Records for this exercise -
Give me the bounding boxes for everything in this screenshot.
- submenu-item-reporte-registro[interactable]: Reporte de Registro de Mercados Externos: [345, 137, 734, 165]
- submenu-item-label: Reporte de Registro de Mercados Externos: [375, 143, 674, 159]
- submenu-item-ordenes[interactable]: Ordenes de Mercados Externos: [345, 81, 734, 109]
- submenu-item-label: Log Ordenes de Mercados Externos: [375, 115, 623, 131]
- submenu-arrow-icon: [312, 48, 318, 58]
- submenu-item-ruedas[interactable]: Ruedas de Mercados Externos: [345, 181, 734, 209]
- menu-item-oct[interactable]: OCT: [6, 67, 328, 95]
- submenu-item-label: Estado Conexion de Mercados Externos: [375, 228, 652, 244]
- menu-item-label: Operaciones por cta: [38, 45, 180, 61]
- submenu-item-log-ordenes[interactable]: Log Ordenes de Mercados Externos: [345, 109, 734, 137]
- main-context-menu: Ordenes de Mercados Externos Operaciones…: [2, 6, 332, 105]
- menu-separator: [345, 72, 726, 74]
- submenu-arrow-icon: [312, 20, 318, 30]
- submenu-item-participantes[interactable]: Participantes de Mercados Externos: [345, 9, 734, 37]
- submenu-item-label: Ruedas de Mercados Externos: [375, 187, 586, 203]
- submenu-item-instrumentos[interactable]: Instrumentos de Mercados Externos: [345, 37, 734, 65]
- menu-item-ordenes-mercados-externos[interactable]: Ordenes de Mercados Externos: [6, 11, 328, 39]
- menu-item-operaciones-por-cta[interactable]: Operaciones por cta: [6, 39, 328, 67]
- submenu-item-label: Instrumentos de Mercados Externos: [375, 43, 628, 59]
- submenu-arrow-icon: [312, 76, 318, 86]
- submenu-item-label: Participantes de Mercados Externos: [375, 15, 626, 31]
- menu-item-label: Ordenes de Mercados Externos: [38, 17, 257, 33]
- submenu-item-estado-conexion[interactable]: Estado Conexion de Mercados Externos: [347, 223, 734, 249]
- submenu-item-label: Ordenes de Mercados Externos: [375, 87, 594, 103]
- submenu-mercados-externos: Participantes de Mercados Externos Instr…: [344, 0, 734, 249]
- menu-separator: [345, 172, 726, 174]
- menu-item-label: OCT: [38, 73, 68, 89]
* * *
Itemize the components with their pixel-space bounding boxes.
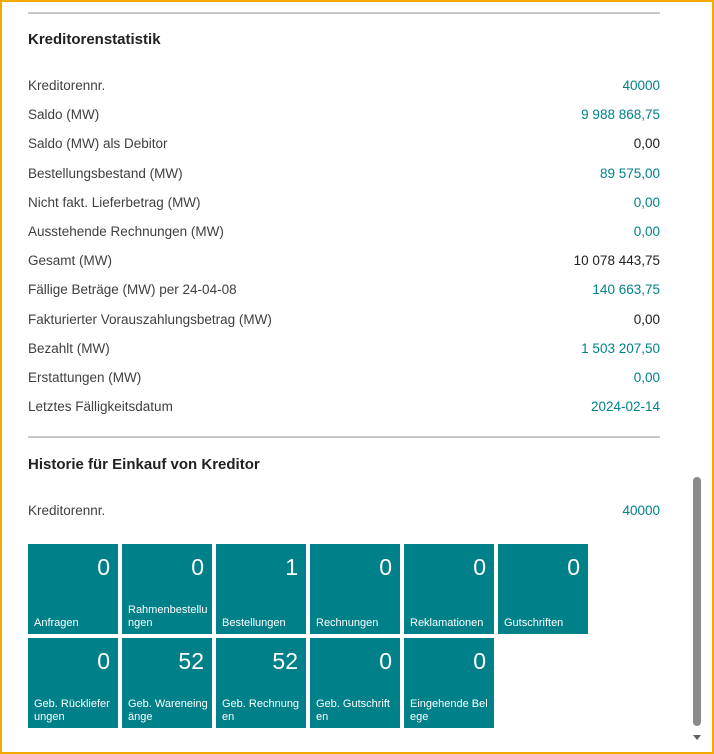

Request -
Copy the lines verbatim, starting at the line containing "Give me the" and ending at the line containing "- menu-item-label: OCT: [38, 73, 68, 89]".

Solution to this problem -
Give me the bounding boxes for everything in this screenshot.
- submenu-item-reporte-registro[interactable]: Reporte de Registro de Mercados Externos: [345, 137, 734, 165]
- submenu-item-label: Reporte de Registro de Mercados Externos: [375, 143, 674, 159]
- submenu-item-ordenes[interactable]: Ordenes de Mercados Externos: [345, 81, 734, 109]
- submenu-item-label: Log Ordenes de Mercados Externos: [375, 115, 623, 131]
- submenu-arrow-icon: [312, 48, 318, 58]
- submenu-item-ruedas[interactable]: Ruedas de Mercados Externos: [345, 181, 734, 209]
- menu-item-oct[interactable]: OCT: [6, 67, 328, 95]
- submenu-item-label: Estado Conexion de Mercados Externos: [375, 228, 652, 244]
- menu-item-label: Operaciones por cta: [38, 45, 180, 61]
- submenu-item-log-ordenes[interactable]: Log Ordenes de Mercados Externos: [345, 109, 734, 137]
- main-context-menu: Ordenes de Mercados Externos Operaciones…: [2, 6, 332, 105]
- menu-separator: [345, 72, 726, 74]
- submenu-arrow-icon: [312, 20, 318, 30]
- submenu-item-participantes[interactable]: Participantes de Mercados Externos: [345, 9, 734, 37]
- submenu-item-label: Ruedas de Mercados Externos: [375, 187, 586, 203]
- submenu-item-instrumentos[interactable]: Instrumentos de Mercados Externos: [345, 37, 734, 65]
- menu-item-ordenes-mercados-externos[interactable]: Ordenes de Mercados Externos: [6, 11, 328, 39]
- menu-item-operaciones-por-cta[interactable]: Operaciones por cta: [6, 39, 328, 67]
- submenu-item-label: Instrumentos de Mercados Externos: [375, 43, 628, 59]
- submenu-arrow-icon: [312, 76, 318, 86]
- submenu-item-label: Participantes de Mercados Externos: [375, 15, 626, 31]
- menu-item-label: Ordenes de Mercados Externos: [38, 17, 257, 33]
- submenu-item-estado-conexion[interactable]: Estado Conexion de Mercados Externos: [347, 223, 734, 249]
- submenu-item-label: Ordenes de Mercados Externos: [375, 87, 594, 103]
- submenu-mercados-externos: Participantes de Mercados Externos Instr…: [344, 0, 734, 249]
- menu-separator: [345, 172, 726, 174]
- menu-item-label: OCT: [38, 73, 68, 89]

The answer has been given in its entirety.